(Rows from a figure dataset)
★ ★ ★ ★ ★
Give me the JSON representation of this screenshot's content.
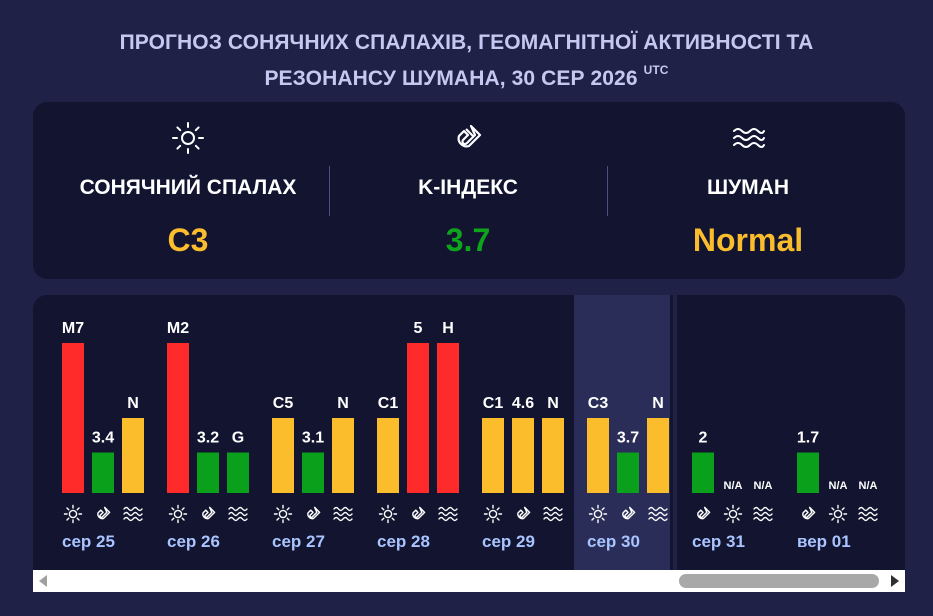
{
  "header": {
    "title_line1": "ПРОГНОЗ СОНЯЧНИХ СПАЛАХІВ, ГЕОМАГНІТНОЇ АКТИВНОСТІ ТА",
    "title_line2": "РЕЗОНАНСУ ШУМАНА, 30 СЕР 2026",
    "title_sup": "UTC"
  },
  "summary": {
    "solar": {
      "label": "СОНЯЧНИЙ СПАЛАХ",
      "value": "C3",
      "icon": "sun-icon",
      "color": "#fbbd2c"
    },
    "kindex": {
      "label": "K-ІНДЕКС",
      "value": "3.7",
      "icon": "magnet-icon",
      "color": "#0ea51d"
    },
    "schumann": {
      "label": "ШУМАН",
      "value": "Normal",
      "icon": "waves-icon",
      "color": "#fbbd2c"
    }
  },
  "colors": {
    "red": "#ff2b2b",
    "yellow": "#fbbd2c",
    "green": "#0aa01b",
    "highlight": "#2a2d58"
  },
  "chart_data": {
    "type": "bar",
    "series_kinds": [
      "solar-flare",
      "k-index",
      "schumann"
    ],
    "days": [
      {
        "date": "",
        "partial": true,
        "bars": [
          {
            "kind": "schumann",
            "label": "",
            "color": "yellow",
            "level": 0.55
          }
        ]
      },
      {
        "date": "сер 25",
        "bars": [
          {
            "kind": "flare",
            "label": "M7",
            "color": "red",
            "level": 1.0
          },
          {
            "kind": "kindex",
            "label": "3.4",
            "color": "green",
            "level": 0.27
          },
          {
            "kind": "schumann",
            "label": "N",
            "color": "yellow",
            "level": 0.5
          }
        ]
      },
      {
        "date": "сер 26",
        "bars": [
          {
            "kind": "flare",
            "label": "M2",
            "color": "red",
            "level": 1.0
          },
          {
            "kind": "kindex",
            "label": "3.2",
            "color": "green",
            "level": 0.27
          },
          {
            "kind": "schumann",
            "label": "G",
            "color": "green",
            "level": 0.27
          }
        ]
      },
      {
        "date": "сер 27",
        "bars": [
          {
            "kind": "flare",
            "label": "C5",
            "color": "yellow",
            "level": 0.5
          },
          {
            "kind": "kindex",
            "label": "3.1",
            "color": "green",
            "level": 0.27
          },
          {
            "kind": "schumann",
            "label": "N",
            "color": "yellow",
            "level": 0.5
          }
        ]
      },
      {
        "date": "сер 28",
        "bars": [
          {
            "kind": "flare",
            "label": "C1",
            "color": "yellow",
            "level": 0.5
          },
          {
            "kind": "kindex",
            "label": "5",
            "color": "red",
            "level": 1.0
          },
          {
            "kind": "schumann",
            "label": "H",
            "color": "red",
            "level": 1.0
          }
        ]
      },
      {
        "date": "сер 29",
        "bars": [
          {
            "kind": "flare",
            "label": "C1",
            "color": "yellow",
            "level": 0.5
          },
          {
            "kind": "kindex",
            "label": "4.6",
            "color": "yellow",
            "level": 0.5
          },
          {
            "kind": "schumann",
            "label": "N",
            "color": "yellow",
            "level": 0.5
          }
        ]
      },
      {
        "date": "сер 30",
        "highlight": true,
        "bars": [
          {
            "kind": "flare",
            "label": "C3",
            "color": "yellow",
            "level": 0.5
          },
          {
            "kind": "kindex",
            "label": "3.7",
            "color": "green",
            "level": 0.27
          },
          {
            "kind": "schumann",
            "label": "N",
            "color": "yellow",
            "level": 0.5
          }
        ]
      },
      {
        "date": "сер 31",
        "order": [
          "kindex",
          "flare",
          "schumann"
        ],
        "bars": [
          {
            "kind": "kindex",
            "label": "2",
            "color": "green",
            "level": 0.27
          },
          {
            "kind": "flare",
            "label": "N/A",
            "color": "none",
            "level": 0
          },
          {
            "kind": "schumann",
            "label": "N/A",
            "color": "none",
            "level": 0
          }
        ]
      },
      {
        "date": "вер 01",
        "order": [
          "kindex",
          "flare",
          "schumann"
        ],
        "bars": [
          {
            "kind": "kindex",
            "label": "1.7",
            "color": "green",
            "level": 0.27
          },
          {
            "kind": "flare",
            "label": "N/A",
            "color": "none",
            "level": 0
          },
          {
            "kind": "schumann",
            "label": "N/A",
            "color": "none",
            "level": 0
          }
        ]
      }
    ]
  }
}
★ ★ ★ ★ ★
• _Task prompt_
Leave out the pictures and print each record exactly as it stands.

• _Written solution_
Give me the JSON representation of this screenshot's content.
{
  "header": {
    "title_line1": "ПРОГНОЗ СОНЯЧНИХ СПАЛАХІВ, ГЕОМАГНІТНОЇ АКТИВНОСТІ ТА",
    "title_line2": "РЕЗОНАНСУ ШУМАНА, 30 СЕР 2026",
    "title_sup": "UTC"
  },
  "summary": {
    "solar": {
      "label": "СОНЯЧНИЙ СПАЛАХ",
      "value": "C3",
      "icon": "sun-icon",
      "color": "#fbbd2c"
    },
    "kindex": {
      "label": "K-ІНДЕКС",
      "value": "3.7",
      "icon": "magnet-icon",
      "color": "#0ea51d"
    },
    "schumann": {
      "label": "ШУМАН",
      "value": "Normal",
      "icon": "waves-icon",
      "color": "#fbbd2c"
    }
  },
  "colors": {
    "red": "#ff2b2b",
    "yellow": "#fbbd2c",
    "green": "#0aa01b",
    "highlight": "#2a2d58"
  },
  "chart_data": {
    "type": "bar",
    "series_kinds": [
      "solar-flare",
      "k-index",
      "schumann"
    ],
    "days": [
      {
        "date": "",
        "partial": true,
        "bars": [
          {
            "kind": "schumann",
            "label": "",
            "color": "yellow",
            "level": 0.55
          }
        ]
      },
      {
        "date": "сер 25",
        "bars": [
          {
            "kind": "flare",
            "label": "M7",
            "color": "red",
            "level": 1.0
          },
          {
            "kind": "kindex",
            "label": "3.4",
            "color": "green",
            "level": 0.27
          },
          {
            "kind": "schumann",
            "label": "N",
            "color": "yellow",
            "level": 0.5
          }
        ]
      },
      {
        "date": "сер 26",
        "bars": [
          {
            "kind": "flare",
            "label": "M2",
            "color": "red",
            "level": 1.0
          },
          {
            "kind": "kindex",
            "label": "3.2",
            "color": "green",
            "level": 0.27
          },
          {
            "kind": "schumann",
            "label": "G",
            "color": "green",
            "level": 0.27
          }
        ]
      },
      {
        "date": "сер 27",
        "bars": [
          {
            "kind": "flare",
            "label": "C5",
            "color": "yellow",
            "level": 0.5
          },
          {
            "kind": "kindex",
            "label": "3.1",
            "color": "green",
            "level": 0.27
          },
          {
            "kind": "schumann",
            "label": "N",
            "color": "yellow",
            "level": 0.5
          }
        ]
      },
      {
        "date": "сер 28",
        "bars": [
          {
            "kind": "flare",
            "label": "C1",
            "color": "yellow",
            "level": 0.5
          },
          {
            "kind": "kindex",
            "label": "5",
            "color": "red",
            "level": 1.0
          },
          {
            "kind": "schumann",
            "label": "H",
            "color": "red",
            "level": 1.0
          }
        ]
      },
      {
        "date": "сер 29",
        "bars": [
          {
            "kind": "flare",
            "label": "C1",
            "color": "yellow",
            "level": 0.5
          },
          {
            "kind": "kindex",
            "label": "4.6",
            "color": "yellow",
            "level": 0.5
          },
          {
            "kind": "schumann",
            "label": "N",
            "color": "yellow",
            "level": 0.5
          }
        ]
      },
      {
        "date": "сер 30",
        "highlight": true,
        "bars": [
          {
            "kind": "flare",
            "label": "C3",
            "color": "yellow",
            "level": 0.5
          },
          {
            "kind": "kindex",
            "label": "3.7",
            "color": "green",
            "level": 0.27
          },
          {
            "kind": "schumann",
            "label": "N",
            "color": "yellow",
            "level": 0.5
          }
        ]
      },
      {
        "date": "сер 31",
        "order": [
          "kindex",
          "flare",
          "schumann"
        ],
        "bars": [
          {
            "kind": "kindex",
            "label": "2",
            "color": "green",
            "level": 0.27
          },
          {
            "kind": "flare",
            "label": "N/A",
            "color": "none",
            "level": 0
          },
          {
            "kind": "schumann",
            "label": "N/A",
            "color": "none",
            "level": 0
          }
        ]
      },
      {
        "date": "вер 01",
        "order": [
          "kindex",
          "flare",
          "schumann"
        ],
        "bars": [
          {
            "kind": "kindex",
            "label": "1.7",
            "color": "green",
            "level": 0.27
          },
          {
            "kind": "flare",
            "label": "N/A",
            "color": "none",
            "level": 0
          },
          {
            "kind": "schumann",
            "label": "N/A",
            "color": "none",
            "level": 0
          }
        ]
      }
    ]
  }
}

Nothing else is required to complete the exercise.